═══ Data in this exercise ═══
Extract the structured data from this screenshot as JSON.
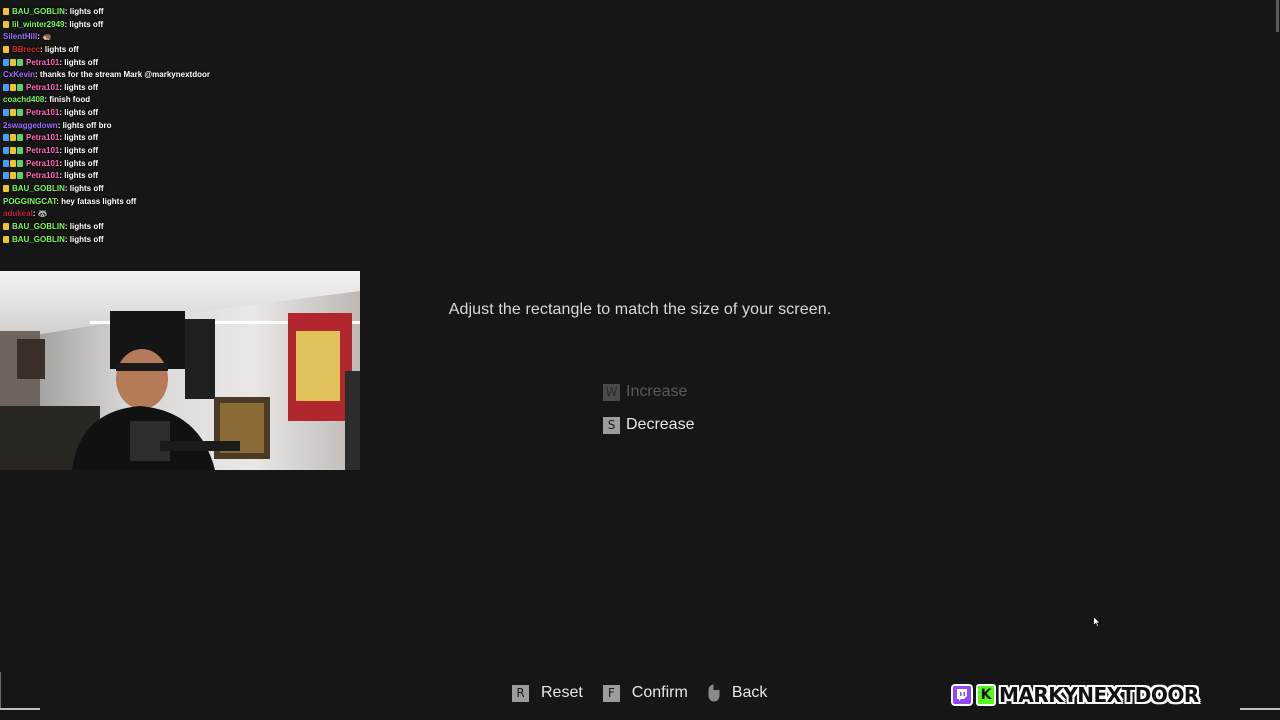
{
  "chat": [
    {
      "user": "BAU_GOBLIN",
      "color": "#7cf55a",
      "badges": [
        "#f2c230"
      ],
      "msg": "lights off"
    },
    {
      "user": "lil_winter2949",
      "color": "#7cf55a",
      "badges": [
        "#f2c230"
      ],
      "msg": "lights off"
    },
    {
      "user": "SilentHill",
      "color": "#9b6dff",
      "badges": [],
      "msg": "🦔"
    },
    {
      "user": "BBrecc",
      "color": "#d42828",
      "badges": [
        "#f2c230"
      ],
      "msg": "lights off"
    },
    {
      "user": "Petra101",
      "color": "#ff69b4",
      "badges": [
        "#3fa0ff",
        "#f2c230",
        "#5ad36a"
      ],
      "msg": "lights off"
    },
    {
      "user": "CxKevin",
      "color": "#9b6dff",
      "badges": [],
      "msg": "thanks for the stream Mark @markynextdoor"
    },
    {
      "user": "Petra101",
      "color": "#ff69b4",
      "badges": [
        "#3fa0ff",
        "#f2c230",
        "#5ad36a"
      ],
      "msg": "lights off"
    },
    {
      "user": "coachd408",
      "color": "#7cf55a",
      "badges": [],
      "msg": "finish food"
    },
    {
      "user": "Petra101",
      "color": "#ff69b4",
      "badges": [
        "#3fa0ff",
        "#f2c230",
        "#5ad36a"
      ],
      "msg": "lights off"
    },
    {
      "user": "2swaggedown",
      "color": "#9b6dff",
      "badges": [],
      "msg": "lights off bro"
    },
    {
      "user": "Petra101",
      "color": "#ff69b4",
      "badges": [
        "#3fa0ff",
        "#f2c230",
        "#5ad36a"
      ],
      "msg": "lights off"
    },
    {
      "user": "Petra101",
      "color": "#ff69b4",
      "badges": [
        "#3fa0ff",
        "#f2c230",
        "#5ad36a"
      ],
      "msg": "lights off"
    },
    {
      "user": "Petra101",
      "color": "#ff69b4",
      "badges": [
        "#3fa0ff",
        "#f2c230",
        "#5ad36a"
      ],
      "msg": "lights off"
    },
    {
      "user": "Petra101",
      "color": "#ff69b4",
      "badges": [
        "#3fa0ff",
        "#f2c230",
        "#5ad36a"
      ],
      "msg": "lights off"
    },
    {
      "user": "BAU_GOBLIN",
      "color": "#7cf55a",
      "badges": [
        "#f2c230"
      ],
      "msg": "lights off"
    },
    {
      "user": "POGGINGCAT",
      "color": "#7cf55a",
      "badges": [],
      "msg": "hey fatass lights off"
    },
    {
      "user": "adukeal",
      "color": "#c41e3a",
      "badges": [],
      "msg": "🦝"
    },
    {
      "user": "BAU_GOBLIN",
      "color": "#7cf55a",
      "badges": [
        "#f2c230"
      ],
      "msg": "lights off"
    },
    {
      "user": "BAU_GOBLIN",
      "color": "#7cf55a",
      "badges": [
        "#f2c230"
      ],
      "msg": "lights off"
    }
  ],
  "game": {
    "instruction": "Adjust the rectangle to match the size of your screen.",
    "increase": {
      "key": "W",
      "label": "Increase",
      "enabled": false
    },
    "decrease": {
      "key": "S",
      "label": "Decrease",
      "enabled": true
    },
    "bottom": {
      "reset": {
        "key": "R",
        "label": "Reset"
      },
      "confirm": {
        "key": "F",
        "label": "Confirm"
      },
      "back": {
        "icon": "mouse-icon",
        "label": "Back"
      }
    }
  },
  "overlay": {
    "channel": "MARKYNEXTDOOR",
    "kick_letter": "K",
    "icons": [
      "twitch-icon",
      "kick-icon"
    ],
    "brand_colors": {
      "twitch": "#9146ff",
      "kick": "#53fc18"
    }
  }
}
═══
— Exercise details —
From the data above, write out everything exactly except the pictures.

— Final result —
Extract the structured data from this screenshot as JSON.
{
  "chat": [
    {
      "user": "BAU_GOBLIN",
      "color": "#7cf55a",
      "badges": [
        "#f2c230"
      ],
      "msg": "lights off"
    },
    {
      "user": "lil_winter2949",
      "color": "#7cf55a",
      "badges": [
        "#f2c230"
      ],
      "msg": "lights off"
    },
    {
      "user": "SilentHill",
      "color": "#9b6dff",
      "badges": [],
      "msg": "🦔"
    },
    {
      "user": "BBrecc",
      "color": "#d42828",
      "badges": [
        "#f2c230"
      ],
      "msg": "lights off"
    },
    {
      "user": "Petra101",
      "color": "#ff69b4",
      "badges": [
        "#3fa0ff",
        "#f2c230",
        "#5ad36a"
      ],
      "msg": "lights off"
    },
    {
      "user": "CxKevin",
      "color": "#9b6dff",
      "badges": [],
      "msg": "thanks for the stream Mark @markynextdoor"
    },
    {
      "user": "Petra101",
      "color": "#ff69b4",
      "badges": [
        "#3fa0ff",
        "#f2c230",
        "#5ad36a"
      ],
      "msg": "lights off"
    },
    {
      "user": "coachd408",
      "color": "#7cf55a",
      "badges": [],
      "msg": "finish food"
    },
    {
      "user": "Petra101",
      "color": "#ff69b4",
      "badges": [
        "#3fa0ff",
        "#f2c230",
        "#5ad36a"
      ],
      "msg": "lights off"
    },
    {
      "user": "2swaggedown",
      "color": "#9b6dff",
      "badges": [],
      "msg": "lights off bro"
    },
    {
      "user": "Petra101",
      "color": "#ff69b4",
      "badges": [
        "#3fa0ff",
        "#f2c230",
        "#5ad36a"
      ],
      "msg": "lights off"
    },
    {
      "user": "Petra101",
      "color": "#ff69b4",
      "badges": [
        "#3fa0ff",
        "#f2c230",
        "#5ad36a"
      ],
      "msg": "lights off"
    },
    {
      "user": "Petra101",
      "color": "#ff69b4",
      "badges": [
        "#3fa0ff",
        "#f2c230",
        "#5ad36a"
      ],
      "msg": "lights off"
    },
    {
      "user": "Petra101",
      "color": "#ff69b4",
      "badges": [
        "#3fa0ff",
        "#f2c230",
        "#5ad36a"
      ],
      "msg": "lights off"
    },
    {
      "user": "BAU_GOBLIN",
      "color": "#7cf55a",
      "badges": [
        "#f2c230"
      ],
      "msg": "lights off"
    },
    {
      "user": "POGGINGCAT",
      "color": "#7cf55a",
      "badges": [],
      "msg": "hey fatass lights off"
    },
    {
      "user": "adukeal",
      "color": "#c41e3a",
      "badges": [],
      "msg": "🦝"
    },
    {
      "user": "BAU_GOBLIN",
      "color": "#7cf55a",
      "badges": [
        "#f2c230"
      ],
      "msg": "lights off"
    },
    {
      "user": "BAU_GOBLIN",
      "color": "#7cf55a",
      "badges": [
        "#f2c230"
      ],
      "msg": "lights off"
    }
  ],
  "game": {
    "instruction": "Adjust the rectangle to match the size of your screen.",
    "increase": {
      "key": "W",
      "label": "Increase",
      "enabled": false
    },
    "decrease": {
      "key": "S",
      "label": "Decrease",
      "enabled": true
    },
    "bottom": {
      "reset": {
        "key": "R",
        "label": "Reset"
      },
      "confirm": {
        "key": "F",
        "label": "Confirm"
      },
      "back": {
        "icon": "mouse-icon",
        "label": "Back"
      }
    }
  },
  "overlay": {
    "channel": "MARKYNEXTDOOR",
    "kick_letter": "K",
    "icons": [
      "twitch-icon",
      "kick-icon"
    ],
    "brand_colors": {
      "twitch": "#9146ff",
      "kick": "#53fc18"
    }
  }
}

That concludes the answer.